(What is needed)
Write out each line of the material again, word for word.

(Records shown)
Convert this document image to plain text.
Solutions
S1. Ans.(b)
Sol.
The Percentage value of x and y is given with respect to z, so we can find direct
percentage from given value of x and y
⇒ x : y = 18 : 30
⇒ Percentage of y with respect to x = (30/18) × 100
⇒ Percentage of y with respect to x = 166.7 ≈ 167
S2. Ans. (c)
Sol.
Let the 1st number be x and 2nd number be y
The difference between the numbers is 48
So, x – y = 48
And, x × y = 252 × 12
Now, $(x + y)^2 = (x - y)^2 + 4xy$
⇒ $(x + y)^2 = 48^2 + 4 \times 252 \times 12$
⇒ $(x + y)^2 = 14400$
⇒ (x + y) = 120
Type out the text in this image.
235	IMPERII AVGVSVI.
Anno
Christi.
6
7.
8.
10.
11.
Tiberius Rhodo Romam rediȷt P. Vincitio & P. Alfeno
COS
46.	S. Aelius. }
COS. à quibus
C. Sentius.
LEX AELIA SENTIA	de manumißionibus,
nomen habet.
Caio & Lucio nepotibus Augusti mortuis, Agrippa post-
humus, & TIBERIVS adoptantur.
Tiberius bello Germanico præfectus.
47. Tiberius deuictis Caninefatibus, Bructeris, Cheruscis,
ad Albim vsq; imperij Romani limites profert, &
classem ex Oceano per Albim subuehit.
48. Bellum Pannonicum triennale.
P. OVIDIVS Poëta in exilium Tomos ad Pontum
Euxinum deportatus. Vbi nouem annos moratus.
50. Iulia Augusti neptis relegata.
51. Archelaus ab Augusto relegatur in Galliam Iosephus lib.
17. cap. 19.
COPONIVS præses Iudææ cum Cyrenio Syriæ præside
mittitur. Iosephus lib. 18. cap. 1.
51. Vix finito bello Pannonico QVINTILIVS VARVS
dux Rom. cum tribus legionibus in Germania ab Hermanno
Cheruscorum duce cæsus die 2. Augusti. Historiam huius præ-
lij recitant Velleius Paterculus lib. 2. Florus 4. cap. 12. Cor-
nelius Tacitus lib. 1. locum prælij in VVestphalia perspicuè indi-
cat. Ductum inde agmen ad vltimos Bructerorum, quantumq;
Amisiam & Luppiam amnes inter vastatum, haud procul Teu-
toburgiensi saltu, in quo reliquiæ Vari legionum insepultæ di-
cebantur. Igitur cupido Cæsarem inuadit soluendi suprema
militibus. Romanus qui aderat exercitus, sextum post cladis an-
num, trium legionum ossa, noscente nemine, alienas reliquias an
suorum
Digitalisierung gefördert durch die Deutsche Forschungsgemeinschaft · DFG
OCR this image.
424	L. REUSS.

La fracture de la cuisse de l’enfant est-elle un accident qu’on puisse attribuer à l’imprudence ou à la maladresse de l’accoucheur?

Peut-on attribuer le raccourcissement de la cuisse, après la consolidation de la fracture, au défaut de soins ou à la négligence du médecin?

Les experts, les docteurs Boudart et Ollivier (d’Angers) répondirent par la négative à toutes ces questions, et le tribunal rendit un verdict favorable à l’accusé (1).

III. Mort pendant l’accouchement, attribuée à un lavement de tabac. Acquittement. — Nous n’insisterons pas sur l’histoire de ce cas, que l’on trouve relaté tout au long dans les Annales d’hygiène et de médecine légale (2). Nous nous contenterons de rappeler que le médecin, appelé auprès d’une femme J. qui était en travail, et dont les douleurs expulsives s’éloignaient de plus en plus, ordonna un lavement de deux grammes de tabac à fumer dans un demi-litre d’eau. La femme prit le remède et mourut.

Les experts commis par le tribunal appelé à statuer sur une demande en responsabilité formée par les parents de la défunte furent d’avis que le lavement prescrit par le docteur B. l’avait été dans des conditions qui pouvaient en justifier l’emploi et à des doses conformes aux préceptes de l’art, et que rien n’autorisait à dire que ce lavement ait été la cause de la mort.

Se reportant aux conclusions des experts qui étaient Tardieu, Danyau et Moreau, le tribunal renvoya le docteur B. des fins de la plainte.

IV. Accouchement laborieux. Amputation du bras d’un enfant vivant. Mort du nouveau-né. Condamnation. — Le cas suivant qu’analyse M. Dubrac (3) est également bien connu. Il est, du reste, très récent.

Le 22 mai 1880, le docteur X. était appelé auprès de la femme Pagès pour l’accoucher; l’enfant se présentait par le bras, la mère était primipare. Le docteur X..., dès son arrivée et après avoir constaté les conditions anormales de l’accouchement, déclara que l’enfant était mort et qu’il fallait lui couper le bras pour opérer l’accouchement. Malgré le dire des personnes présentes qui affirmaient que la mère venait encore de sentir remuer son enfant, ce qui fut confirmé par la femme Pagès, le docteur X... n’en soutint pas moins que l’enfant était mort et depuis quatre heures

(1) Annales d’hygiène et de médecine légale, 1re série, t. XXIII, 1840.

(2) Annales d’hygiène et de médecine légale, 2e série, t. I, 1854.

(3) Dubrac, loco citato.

(Solution for this task)
Convert this document image to plain text.
Solutions
S1. Ans.(b)
Sol.
The Percentage value of x and y is given with respect to z, so we can find direct
percentage from given value of x and y
⇒ x : y = 18 : 30
⇒ Percentage of y with respect to x = (30/18) × 100
⇒ Percentage of y with respect to x = 166.7 ≈ 167
S2. Ans. (c)
Sol.
Let the 1st number be x and 2nd number be y
The difference between the numbers is 48
So, x – y = 48
And, x × y = 252 × 12
Now, $(x + y)^2 = (x - y)^2 + 4xy$
⇒ $(x + y)^2 = 48^2 + 4 \times 252 \times 12$
⇒ $(x + y)^2 = 14400$
⇒ (x + y) = 120
Type out the text in this image.
235	IMPERII AVGVSVI.
Anno
Christi.
6
7.
8.
10.
11.
Tiberius Rhodo Romam rediȷt P. Vincitio & P. Alfeno
COS
46.	S. Aelius. }
COS. à quibus
C. Sentius.
LEX AELIA SENTIA	de manumißionibus,
nomen habet.
Caio & Lucio nepotibus Augusti mortuis, Agrippa post-
humus, & TIBERIVS adoptantur.
Tiberius bello Germanico præfectus.
47. Tiberius deuictis Caninefatibus, Bructeris, Cheruscis,
ad Albim vsq; imperij Romani limites profert, &
classem ex Oceano per Albim subuehit.
48. Bellum Pannonicum triennale.
P. OVIDIVS Poëta in exilium Tomos ad Pontum
Euxinum deportatus. Vbi nouem annos moratus.
50. Iulia Augusti neptis relegata.
51. Archelaus ab Augusto relegatur in Galliam Iosephus lib.
17. cap. 19.
COPONIVS præses Iudææ cum Cyrenio Syriæ præside
mittitur. Iosephus lib. 18. cap. 1.
51. Vix finito bello Pannonico QVINTILIVS VARVS
dux Rom. cum tribus legionibus in Germania ab Hermanno
Cheruscorum duce cæsus die 2. Augusti. Historiam huius præ-
lij recitant Velleius Paterculus lib. 2. Florus 4. cap. 12. Cor-
nelius Tacitus lib. 1. locum prælij in VVestphalia perspicuè indi-
cat. Ductum inde agmen ad vltimos Bructerorum, quantumq;
Amisiam & Luppiam amnes inter vastatum, haud procul Teu-
toburgiensi saltu, in quo reliquiæ Vari legionum insepultæ di-
cebantur. Igitur cupido Cæsarem inuadit soluendi suprema
militibus. Romanus qui aderat exercitus, sextum post cladis an-
num, trium legionum ossa, noscente nemine, alienas reliquias an
suorum
Digitalisierung gefördert durch die Deutsche Forschungsgemeinschaft · DFG
OCR this image.
424	L. REUSS.

La fracture de la cuisse de l’enfant est-elle un accident qu’on puisse attribuer à l’imprudence ou à la maladresse de l’accoucheur?

Peut-on attribuer le raccourcissement de la cuisse, après la consolidation de la fracture, au défaut de soins ou à la négligence du médecin?

Les experts, les docteurs Boudart et Ollivier (d’Angers) répondirent par la négative à toutes ces questions, et le tribunal rendit un verdict favorable à l’accusé (1).

III. Mort pendant l’accouchement, attribuée à un lavement de tabac. Acquittement. — Nous n’insisterons pas sur l’histoire de ce cas, que l’on trouve relaté tout au long dans les Annales d’hygiène et de médecine légale (2). Nous nous contenterons de rappeler que le médecin, appelé auprès d’une femme J. qui était en travail, et dont les douleurs expulsives s’éloignaient de plus en plus, ordonna un lavement de deux grammes de tabac à fumer dans un demi-litre d’eau. La femme prit le remède et mourut.

Les experts commis par le tribunal appelé à statuer sur une demande en responsabilité formée par les parents de la défunte furent d’avis que le lavement prescrit par le docteur B. l’avait été dans des conditions qui pouvaient en justifier l’emploi et à des doses conformes aux préceptes de l’art, et que rien n’autorisait à dire que ce lavement ait été la cause de la mort.

Se reportant aux conclusions des experts qui étaient Tardieu, Danyau et Moreau, le tribunal renvoya le docteur B. des fins de la plainte.

IV. Accouchement laborieux. Amputation du bras d’un enfant vivant. Mort du nouveau-né. Condamnation. — Le cas suivant qu’analyse M. Dubrac (3) est également bien connu. Il est, du reste, très récent.

Le 22 mai 1880, le docteur X. était appelé auprès de la femme Pagès pour l’accoucher; l’enfant se présentait par le bras, la mère était primipare. Le docteur X..., dès son arrivée et après avoir constaté les conditions anormales de l’accouchement, déclara que l’enfant était mort et qu’il fallait lui couper le bras pour opérer l’accouchement. Malgré le dire des personnes présentes qui affirmaient que la mère venait encore de sentir remuer son enfant, ce qui fut confirmé par la femme Pagès, le docteur X... n’en soutint pas moins que l’enfant était mort et depuis quatre heures

(1) Annales d’hygiène et de médecine légale, 1re série, t. XXIII, 1840.

(2) Annales d’hygiène et de médecine légale, 2e série, t. I, 1854.

(3) Dubrac, loco citato.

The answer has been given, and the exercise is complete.